◆ **WHAT TO PRODUCE**
Compile every line that includes the word "made".

◆ **RECORDS TO PROCESS**
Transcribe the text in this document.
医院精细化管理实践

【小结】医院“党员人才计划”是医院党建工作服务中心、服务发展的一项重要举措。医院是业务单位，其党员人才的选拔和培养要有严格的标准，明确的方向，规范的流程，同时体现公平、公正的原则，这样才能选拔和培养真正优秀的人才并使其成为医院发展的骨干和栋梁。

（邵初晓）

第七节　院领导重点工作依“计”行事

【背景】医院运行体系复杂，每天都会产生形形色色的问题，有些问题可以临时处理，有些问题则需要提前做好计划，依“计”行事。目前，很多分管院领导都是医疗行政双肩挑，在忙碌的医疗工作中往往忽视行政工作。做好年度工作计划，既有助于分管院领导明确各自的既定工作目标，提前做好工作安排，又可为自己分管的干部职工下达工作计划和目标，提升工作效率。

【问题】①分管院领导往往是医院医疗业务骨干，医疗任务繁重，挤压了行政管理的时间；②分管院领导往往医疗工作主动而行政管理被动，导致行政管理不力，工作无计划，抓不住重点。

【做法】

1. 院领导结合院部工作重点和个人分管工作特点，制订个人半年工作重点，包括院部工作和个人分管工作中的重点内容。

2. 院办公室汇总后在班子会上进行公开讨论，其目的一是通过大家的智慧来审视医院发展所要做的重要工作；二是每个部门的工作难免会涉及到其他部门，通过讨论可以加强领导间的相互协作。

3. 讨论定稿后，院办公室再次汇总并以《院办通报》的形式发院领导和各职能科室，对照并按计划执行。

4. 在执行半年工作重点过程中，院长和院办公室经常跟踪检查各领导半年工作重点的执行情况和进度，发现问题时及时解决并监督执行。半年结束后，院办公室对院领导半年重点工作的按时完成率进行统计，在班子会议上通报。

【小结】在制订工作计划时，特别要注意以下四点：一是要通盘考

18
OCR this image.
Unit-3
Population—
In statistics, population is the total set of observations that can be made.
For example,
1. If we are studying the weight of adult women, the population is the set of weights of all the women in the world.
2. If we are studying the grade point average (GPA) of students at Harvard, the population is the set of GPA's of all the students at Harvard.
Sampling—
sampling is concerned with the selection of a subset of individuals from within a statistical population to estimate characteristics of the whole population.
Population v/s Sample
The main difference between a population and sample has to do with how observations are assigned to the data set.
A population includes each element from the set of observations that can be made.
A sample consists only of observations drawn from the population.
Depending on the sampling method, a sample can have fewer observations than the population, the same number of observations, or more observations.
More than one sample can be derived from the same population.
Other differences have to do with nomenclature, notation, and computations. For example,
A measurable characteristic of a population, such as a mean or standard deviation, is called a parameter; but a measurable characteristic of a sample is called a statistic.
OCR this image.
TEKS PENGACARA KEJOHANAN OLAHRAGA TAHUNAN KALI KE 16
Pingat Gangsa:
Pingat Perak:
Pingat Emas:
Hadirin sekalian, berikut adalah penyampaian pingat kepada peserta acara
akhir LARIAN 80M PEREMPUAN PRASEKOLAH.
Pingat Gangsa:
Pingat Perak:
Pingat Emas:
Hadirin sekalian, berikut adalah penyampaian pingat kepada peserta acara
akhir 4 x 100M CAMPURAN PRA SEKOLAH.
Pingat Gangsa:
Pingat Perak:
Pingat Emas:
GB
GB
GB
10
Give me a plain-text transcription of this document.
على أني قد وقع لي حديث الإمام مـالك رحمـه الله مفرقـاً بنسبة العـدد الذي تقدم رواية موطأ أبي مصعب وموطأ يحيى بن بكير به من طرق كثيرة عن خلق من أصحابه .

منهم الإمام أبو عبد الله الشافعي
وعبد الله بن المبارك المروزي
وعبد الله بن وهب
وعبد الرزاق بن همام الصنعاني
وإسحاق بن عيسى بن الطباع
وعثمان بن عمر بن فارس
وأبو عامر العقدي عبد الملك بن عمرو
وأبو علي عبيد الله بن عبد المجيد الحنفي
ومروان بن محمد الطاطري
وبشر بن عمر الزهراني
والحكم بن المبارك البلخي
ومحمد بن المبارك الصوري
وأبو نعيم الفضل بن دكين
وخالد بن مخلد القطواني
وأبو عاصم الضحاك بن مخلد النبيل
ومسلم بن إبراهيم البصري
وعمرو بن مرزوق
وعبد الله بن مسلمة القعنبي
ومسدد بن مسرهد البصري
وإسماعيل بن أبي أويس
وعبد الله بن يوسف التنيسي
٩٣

◆ **RESULT FOR THIS EXERCISE**
In statistics, population is the total set of observations that can be made.
A population includes each element from the set of observations that can be made.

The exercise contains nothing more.